(Records excerpted from a collection)
⟨
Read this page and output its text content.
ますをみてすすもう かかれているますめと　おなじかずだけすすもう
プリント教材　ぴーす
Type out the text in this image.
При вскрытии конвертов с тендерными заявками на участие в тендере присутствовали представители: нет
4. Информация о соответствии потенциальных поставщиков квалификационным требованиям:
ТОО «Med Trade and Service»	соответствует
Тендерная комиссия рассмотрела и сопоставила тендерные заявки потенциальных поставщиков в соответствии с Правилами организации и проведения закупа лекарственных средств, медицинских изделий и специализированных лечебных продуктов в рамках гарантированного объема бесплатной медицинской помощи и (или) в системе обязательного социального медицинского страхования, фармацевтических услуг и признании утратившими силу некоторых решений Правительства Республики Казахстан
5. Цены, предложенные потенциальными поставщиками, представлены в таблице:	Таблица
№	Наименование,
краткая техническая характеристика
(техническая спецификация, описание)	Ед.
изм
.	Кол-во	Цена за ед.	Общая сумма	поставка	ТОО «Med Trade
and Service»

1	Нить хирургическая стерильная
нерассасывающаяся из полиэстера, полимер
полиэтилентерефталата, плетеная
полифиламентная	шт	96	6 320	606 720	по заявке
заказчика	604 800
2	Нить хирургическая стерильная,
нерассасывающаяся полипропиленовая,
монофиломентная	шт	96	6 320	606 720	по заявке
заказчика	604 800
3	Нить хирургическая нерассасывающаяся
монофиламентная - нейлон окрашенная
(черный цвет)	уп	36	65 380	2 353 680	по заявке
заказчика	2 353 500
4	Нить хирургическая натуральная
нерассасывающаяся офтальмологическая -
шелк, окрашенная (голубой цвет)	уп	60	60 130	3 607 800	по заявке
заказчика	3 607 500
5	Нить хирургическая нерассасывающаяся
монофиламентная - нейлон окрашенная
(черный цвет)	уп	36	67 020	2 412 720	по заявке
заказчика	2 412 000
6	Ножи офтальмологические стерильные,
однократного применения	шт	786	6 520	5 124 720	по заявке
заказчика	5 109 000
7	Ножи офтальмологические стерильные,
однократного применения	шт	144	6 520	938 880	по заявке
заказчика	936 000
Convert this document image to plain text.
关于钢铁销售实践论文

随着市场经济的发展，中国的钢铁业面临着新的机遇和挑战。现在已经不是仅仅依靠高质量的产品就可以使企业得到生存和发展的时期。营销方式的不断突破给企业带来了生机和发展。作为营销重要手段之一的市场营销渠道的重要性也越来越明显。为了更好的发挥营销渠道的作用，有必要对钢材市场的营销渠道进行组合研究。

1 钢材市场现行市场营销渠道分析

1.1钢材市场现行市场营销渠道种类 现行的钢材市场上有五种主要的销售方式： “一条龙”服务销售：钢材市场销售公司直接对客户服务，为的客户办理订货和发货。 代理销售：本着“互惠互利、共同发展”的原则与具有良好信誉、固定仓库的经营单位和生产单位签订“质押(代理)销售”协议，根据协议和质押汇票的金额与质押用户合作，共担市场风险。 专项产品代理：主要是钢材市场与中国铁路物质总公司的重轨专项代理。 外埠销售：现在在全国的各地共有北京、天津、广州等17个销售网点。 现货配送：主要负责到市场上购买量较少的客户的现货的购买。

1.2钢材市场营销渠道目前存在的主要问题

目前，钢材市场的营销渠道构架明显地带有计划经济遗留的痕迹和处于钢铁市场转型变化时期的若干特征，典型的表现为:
⟩
⟨
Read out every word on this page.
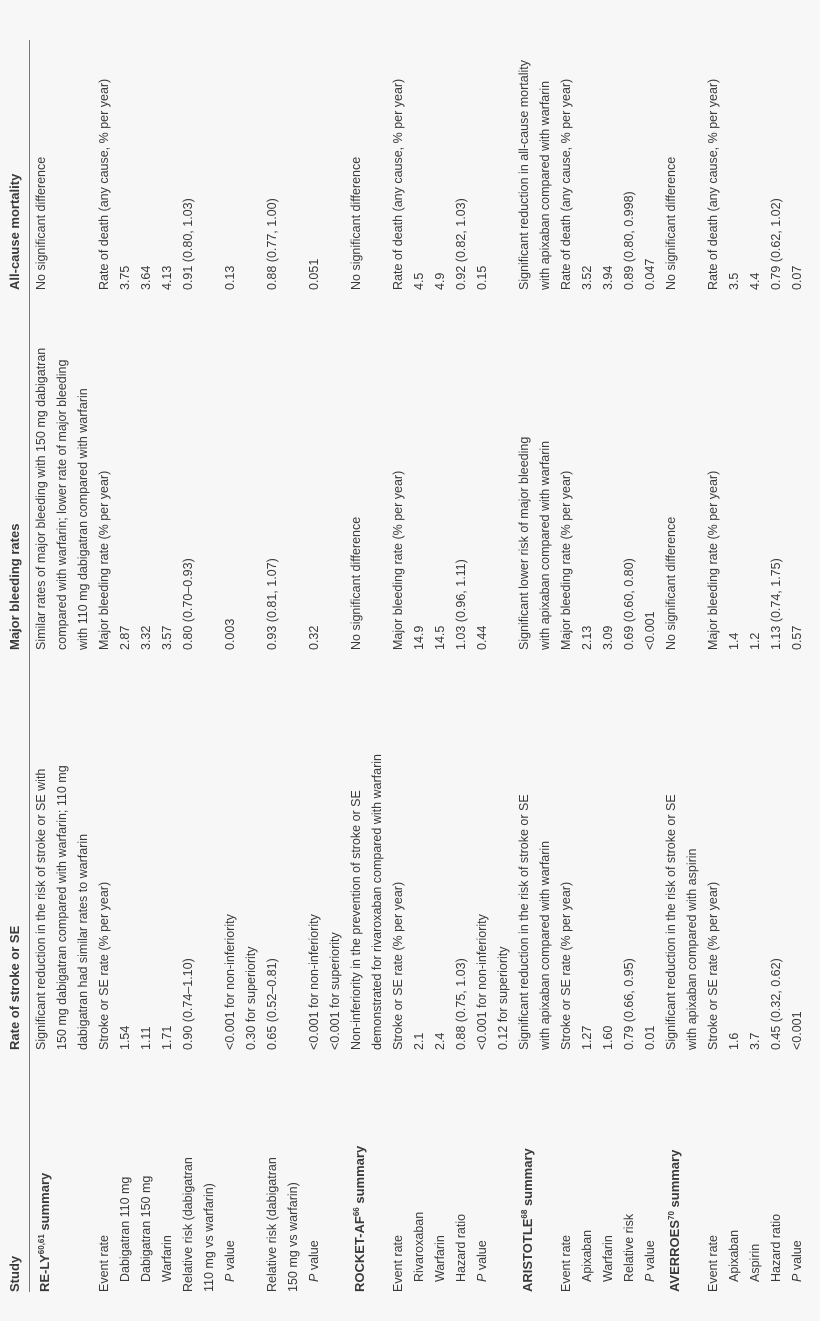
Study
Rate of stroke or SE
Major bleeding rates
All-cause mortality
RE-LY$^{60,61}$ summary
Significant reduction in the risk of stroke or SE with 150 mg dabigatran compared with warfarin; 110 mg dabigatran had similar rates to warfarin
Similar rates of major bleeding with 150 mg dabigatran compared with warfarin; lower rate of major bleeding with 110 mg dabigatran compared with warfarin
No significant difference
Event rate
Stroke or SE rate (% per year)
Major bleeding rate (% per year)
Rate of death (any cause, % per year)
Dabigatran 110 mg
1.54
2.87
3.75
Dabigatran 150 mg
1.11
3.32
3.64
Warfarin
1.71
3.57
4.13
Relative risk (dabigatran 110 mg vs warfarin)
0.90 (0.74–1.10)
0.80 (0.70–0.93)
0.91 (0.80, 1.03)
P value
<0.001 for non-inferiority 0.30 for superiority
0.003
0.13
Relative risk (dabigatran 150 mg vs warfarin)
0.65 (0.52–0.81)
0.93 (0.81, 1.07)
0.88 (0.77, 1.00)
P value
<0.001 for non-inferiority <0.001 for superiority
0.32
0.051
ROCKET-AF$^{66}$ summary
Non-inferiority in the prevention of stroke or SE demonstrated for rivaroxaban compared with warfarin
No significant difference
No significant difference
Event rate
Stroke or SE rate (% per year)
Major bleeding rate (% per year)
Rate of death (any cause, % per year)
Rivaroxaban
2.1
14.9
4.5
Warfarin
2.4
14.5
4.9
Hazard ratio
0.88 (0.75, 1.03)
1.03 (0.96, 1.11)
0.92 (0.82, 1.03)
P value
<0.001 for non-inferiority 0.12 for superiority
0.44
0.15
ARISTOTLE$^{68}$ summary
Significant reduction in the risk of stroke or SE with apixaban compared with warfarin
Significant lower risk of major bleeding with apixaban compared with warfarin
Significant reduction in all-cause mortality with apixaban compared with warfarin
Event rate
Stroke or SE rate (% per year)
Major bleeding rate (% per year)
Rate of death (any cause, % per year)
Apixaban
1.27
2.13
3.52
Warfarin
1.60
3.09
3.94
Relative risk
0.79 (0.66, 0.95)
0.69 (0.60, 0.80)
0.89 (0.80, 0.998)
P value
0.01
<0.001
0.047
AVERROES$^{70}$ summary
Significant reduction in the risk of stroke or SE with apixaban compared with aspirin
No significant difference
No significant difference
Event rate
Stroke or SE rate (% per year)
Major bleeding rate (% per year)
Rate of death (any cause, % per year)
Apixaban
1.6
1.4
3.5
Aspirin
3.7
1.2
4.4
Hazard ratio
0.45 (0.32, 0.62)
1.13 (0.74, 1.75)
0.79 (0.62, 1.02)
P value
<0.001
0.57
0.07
⟩
⟨
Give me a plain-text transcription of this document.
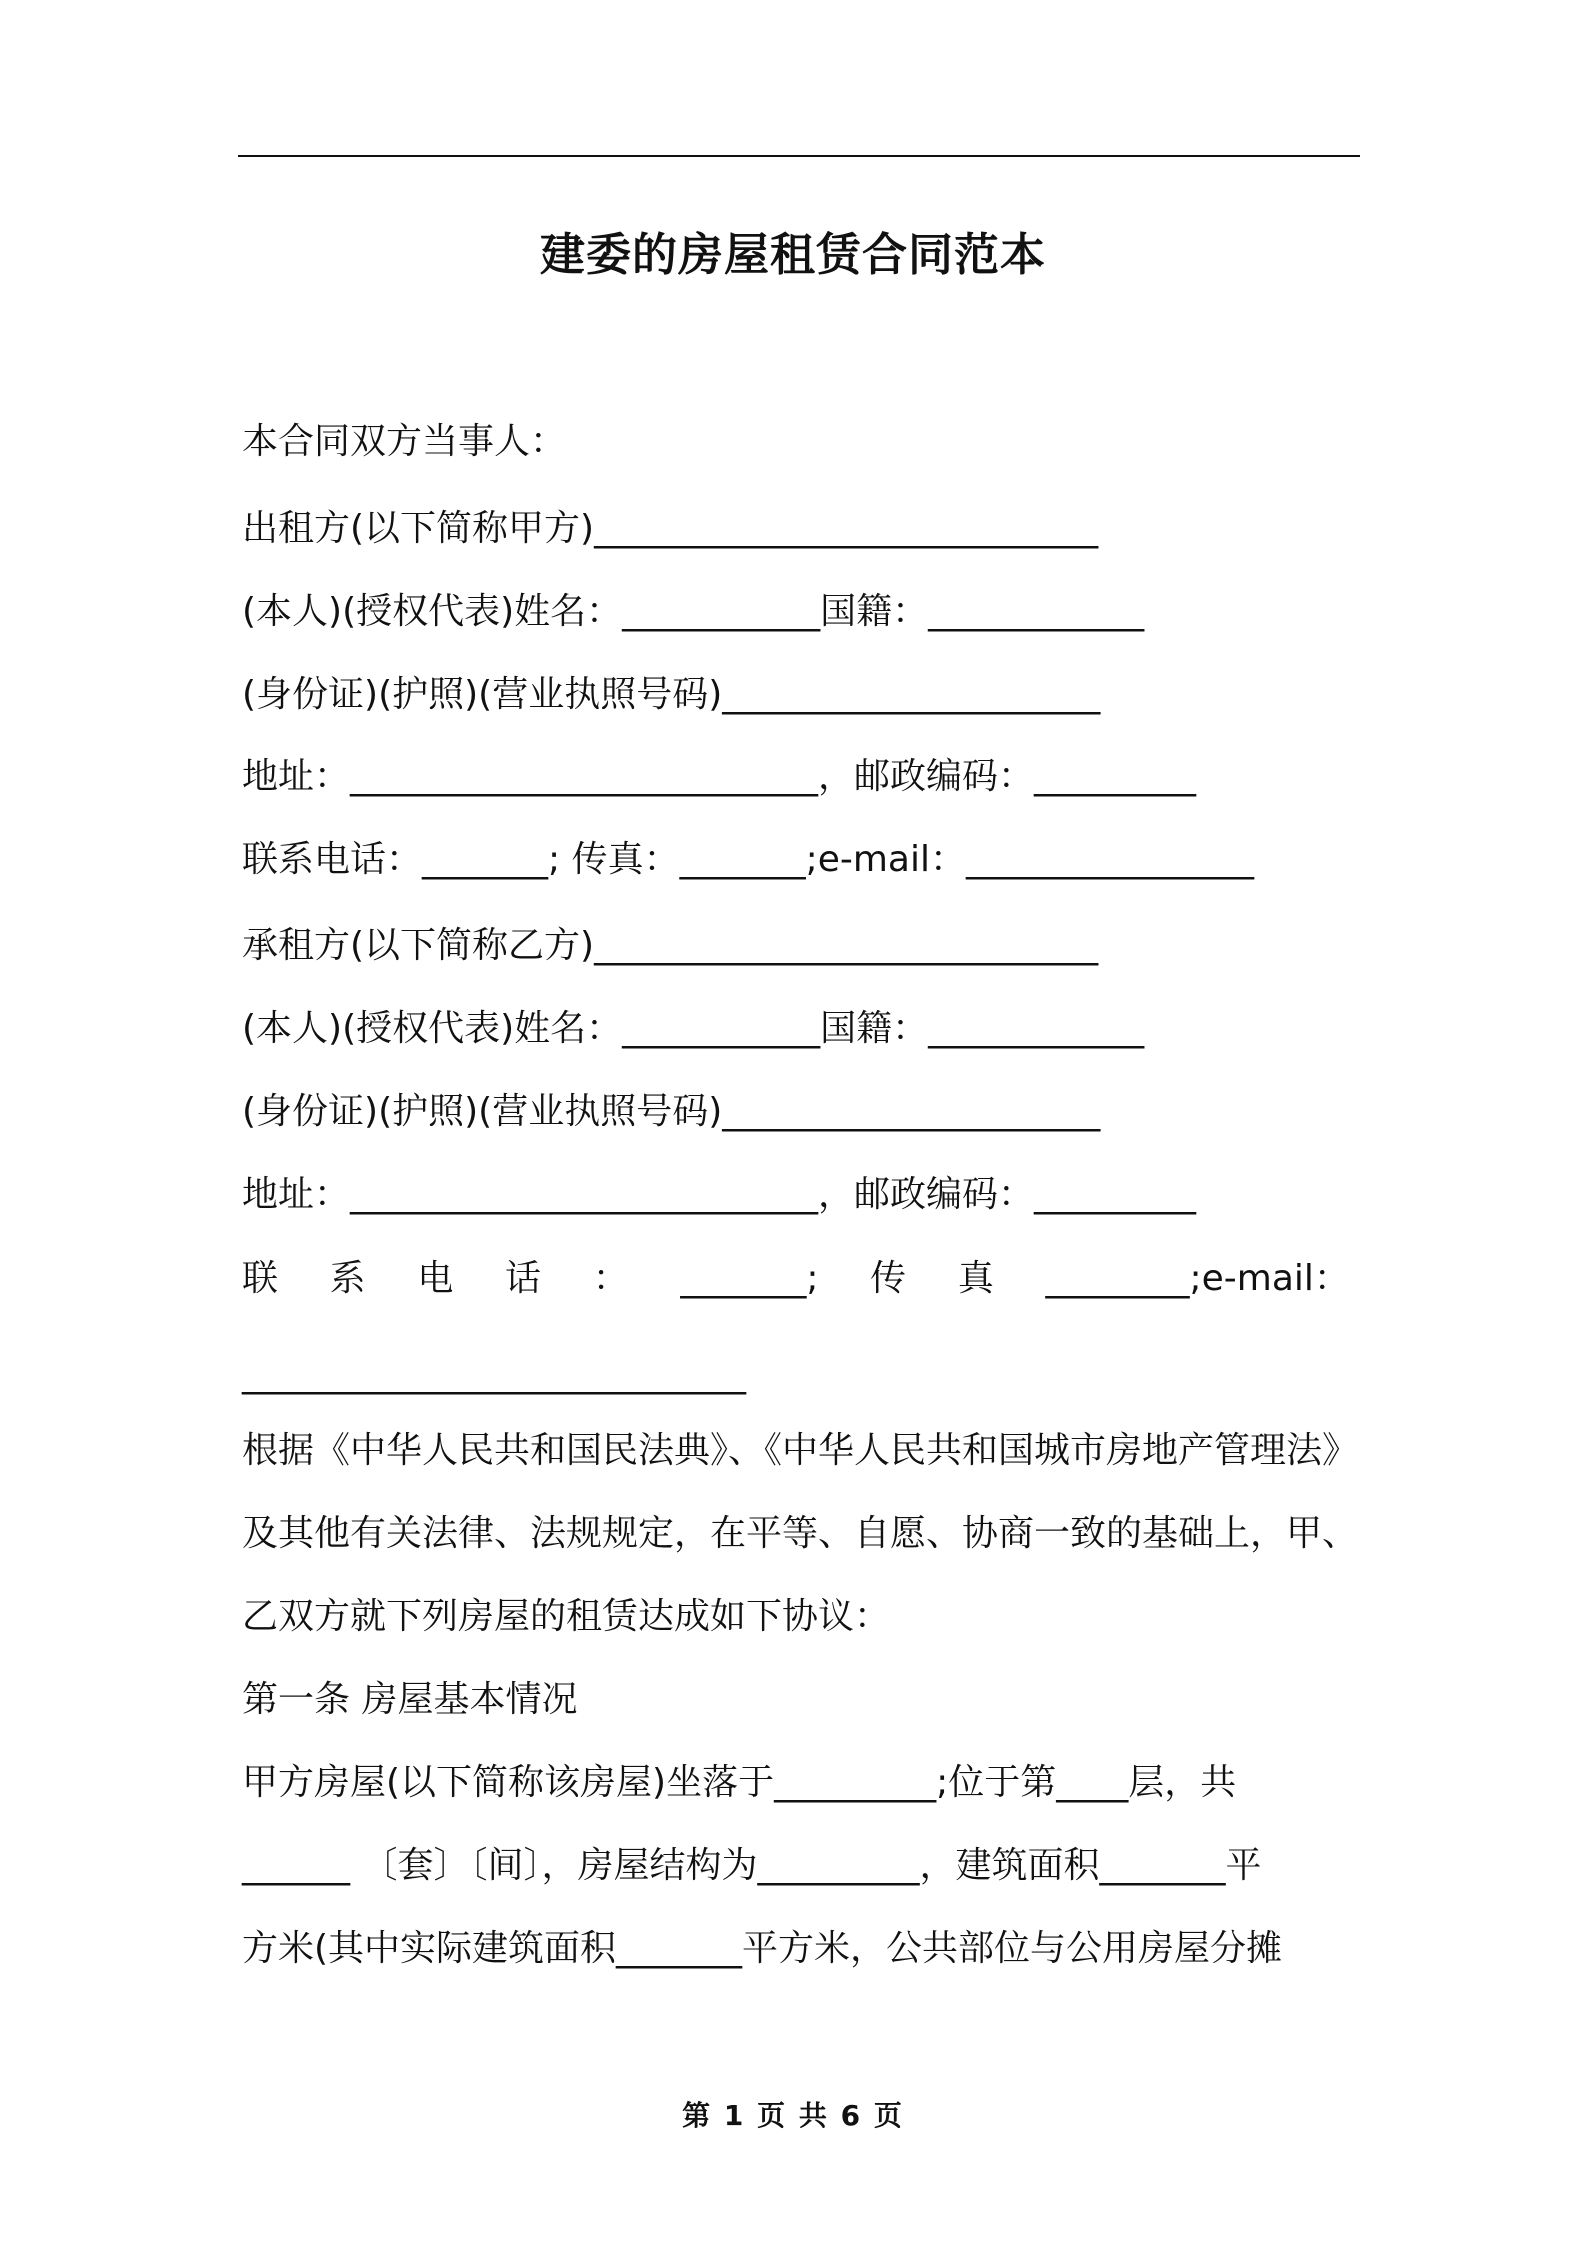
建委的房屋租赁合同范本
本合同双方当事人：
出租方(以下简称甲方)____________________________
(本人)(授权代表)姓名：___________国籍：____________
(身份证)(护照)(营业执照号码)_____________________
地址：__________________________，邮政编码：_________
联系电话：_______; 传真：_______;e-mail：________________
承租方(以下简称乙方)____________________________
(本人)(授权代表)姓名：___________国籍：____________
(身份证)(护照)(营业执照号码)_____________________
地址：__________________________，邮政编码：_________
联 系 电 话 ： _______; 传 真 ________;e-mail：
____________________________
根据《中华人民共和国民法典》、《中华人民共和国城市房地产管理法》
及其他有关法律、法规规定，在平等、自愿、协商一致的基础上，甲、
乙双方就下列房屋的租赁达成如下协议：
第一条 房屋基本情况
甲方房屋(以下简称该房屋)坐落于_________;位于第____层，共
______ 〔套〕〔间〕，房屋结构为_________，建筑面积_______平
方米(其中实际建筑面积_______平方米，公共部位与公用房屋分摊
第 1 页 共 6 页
⟩
■ What this task involves ■
Extract lines where the string "Read" occurs.

■ Answer to the task ■
Read this page and output its text content.
Read out every word on this page.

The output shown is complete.